▶ **What you need to do**
Go over the entries below line by line, copying each one that contains the word "from".

▶ **Listing**
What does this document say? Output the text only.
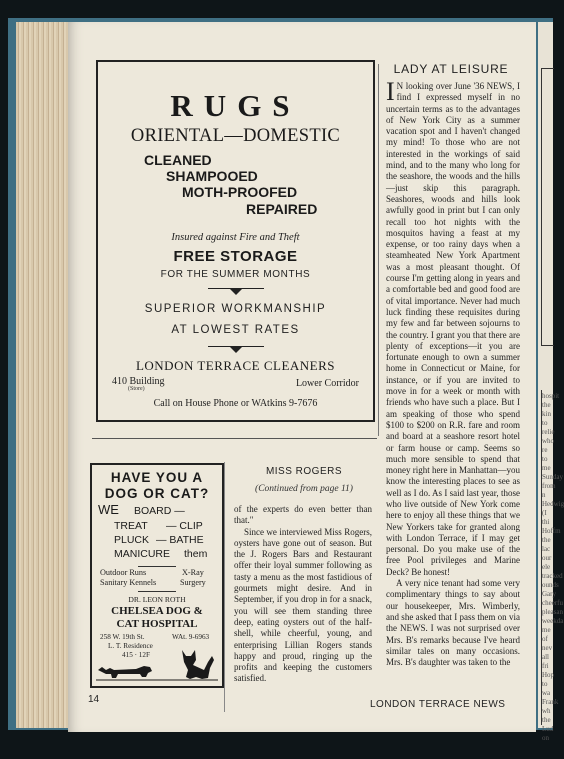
hospit the kin to relie who re to me Sunday from n Hedwig (I thi Hoffm the lac our ele tracked ounds Gary cheerfu pleasan weekda me of nev all fri Hop to wa Frank wh the Lud on
RUGS
ORIENTAL—DOMESTIC
CLEANED
SHAMPOOED
MOTH-PROOFED
REPAIRED
Insured against Fire and Theft
FREE STORAGE
FOR THE SUMMER MONTHS
SUPERIOR WORKMANSHIP
AT LOWEST RATES
LONDON TERRACE CLEANERS
410 Building
(Store)	Lower Corridor
Call on House Phone or WAtkins 9-7676
HAVE YOU A
DOG OR CAT?
WE BOARD —
TREAT — CLIP
PLUCK — BATHE
MANICURE them
Outdoor Runs	X-Ray
Sanitary Kennels	Surgery
DR. LEON ROTH
CHELSEA DOG &
CAT HOSPITAL
258 W. 19th St.	WAt. 9-6963
L. T. Residence
415 · 12F
MISS ROGERS
(Continued from page 11)

of the experts do even better than that."

Since we interviewed Miss Rogers, oysters have gone out of season. But the J. Rogers Bars and Restaurant offer their loyal summer following as tasty a menu as the most fastidious of gourmets might desire. And in September, if you drop in for a snack, you will see them standing three deep, eating oysters out of the half-shell, while cheerful, young, and enterprising Lillian Rogers stands happy and proud, ringing up the profits and keeping the customers satisfied.

LADY AT LEISURE

I N looking over June '36 NEWS, I find I expressed myself in no uncertain terms as to the advantages of New York City as a summer vacation spot and I haven't changed my mind! To those who are not interested in the workings of said mind, and to the many who long for the seashore, the woods and the hills—just skip this paragraph. Seashores, woods and hills look awfully good in print but I can only recall too hot nights with the mosquitos having a feast at my expense, or too rainy days when a steamheated New York Apartment was a most pleasant thought. Of course I'm getting along in years and a comfortable bed and good food are of vital importance. Never had much luck finding these requisites during my few and far between sojourns to the country. I grant you that there are plenty of exceptions—it you are fortunate enough to own a summer home in Connecticut or Maine, for instance, or if you are invited to move in for a week or month with friends who have such a place. But I am speaking of those who spend $100 to $200 on R.R. fare and room and board at a seashore resort hotel or farm house or camp. Seems so much more sensible to spend that money right here in Manhattan—you know the interesting places to see as well as I do. As I said last year, those who live outside of New York come here to enjoy all these things that we New Yorkers take for granted along with London Terrace, if I may get personal. Do you make use of the free Pool privileges and Marine Deck? Be honest!

A very nice tenant had some very complimentary things to say about our housekeeper, Mrs. Wimberly, and she asked that I pass them on via the NEWS. I was not surprised over Mrs. B's remarks because I've heard similar tales on many occasions. Mrs. B's daughter was taken to the

14	LONDON TERRACE NEWS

▶ **The answer**
hospit the kin to relie who re to me Sunday from n Hedwig (I thi Hoffm the lac our ele tracked ounds Gary cheerfu pleasan weekda me of nev all fri Hop to wa Frank wh the Lud on
(Continued from page 11)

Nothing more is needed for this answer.